Below is a listing. Gather each line of it that contains "marker".

** START OF Input rows **

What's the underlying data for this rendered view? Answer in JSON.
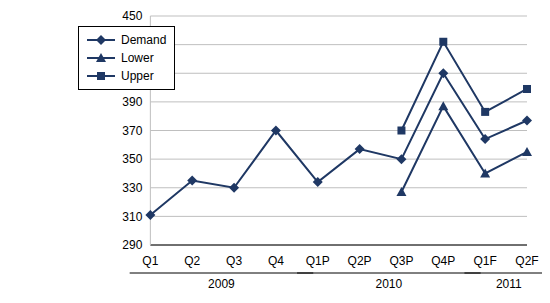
{
  "chart_data": {
    "type": "line",
    "categories": [
      "Q1",
      "Q2",
      "Q3",
      "Q4",
      "Q1P",
      "Q2P",
      "Q3P",
      "Q4P",
      "Q1F",
      "Q2F"
    ],
    "category_groups": [
      {
        "label": "2009",
        "count": 4
      },
      {
        "label": "2010",
        "count": 4
      },
      {
        "label": "2011",
        "count": 2
      }
    ],
    "series": [
      {
        "name": "Demand",
        "color": "#1f3864",
        "marker": "diamond",
        "values": [
          311,
          335,
          330,
          370,
          334,
          357,
          350,
          410,
          364,
          377
        ]
      },
      {
        "name": "Lower",
        "color": "#1f3864",
        "marker": "triangle",
        "values": [
          null,
          null,
          null,
          null,
          null,
          null,
          327,
          387,
          340,
          355
        ]
      },
      {
        "name": "Upper",
        "color": "#1f3864",
        "marker": "square",
        "values": [
          null,
          null,
          null,
          null,
          null,
          null,
          370,
          432,
          383,
          399
        ]
      }
    ],
    "ylim": [
      290,
      450
    ],
    "yticks": [
      290,
      310,
      330,
      350,
      370,
      390,
      410,
      430,
      450
    ],
    "grid": true,
    "legend": "top-left"
  }
}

** END OF Input rows **

*Answer for the task:*
        "marker": "diamond",
        "marker": "triangle",
        "marker": "square",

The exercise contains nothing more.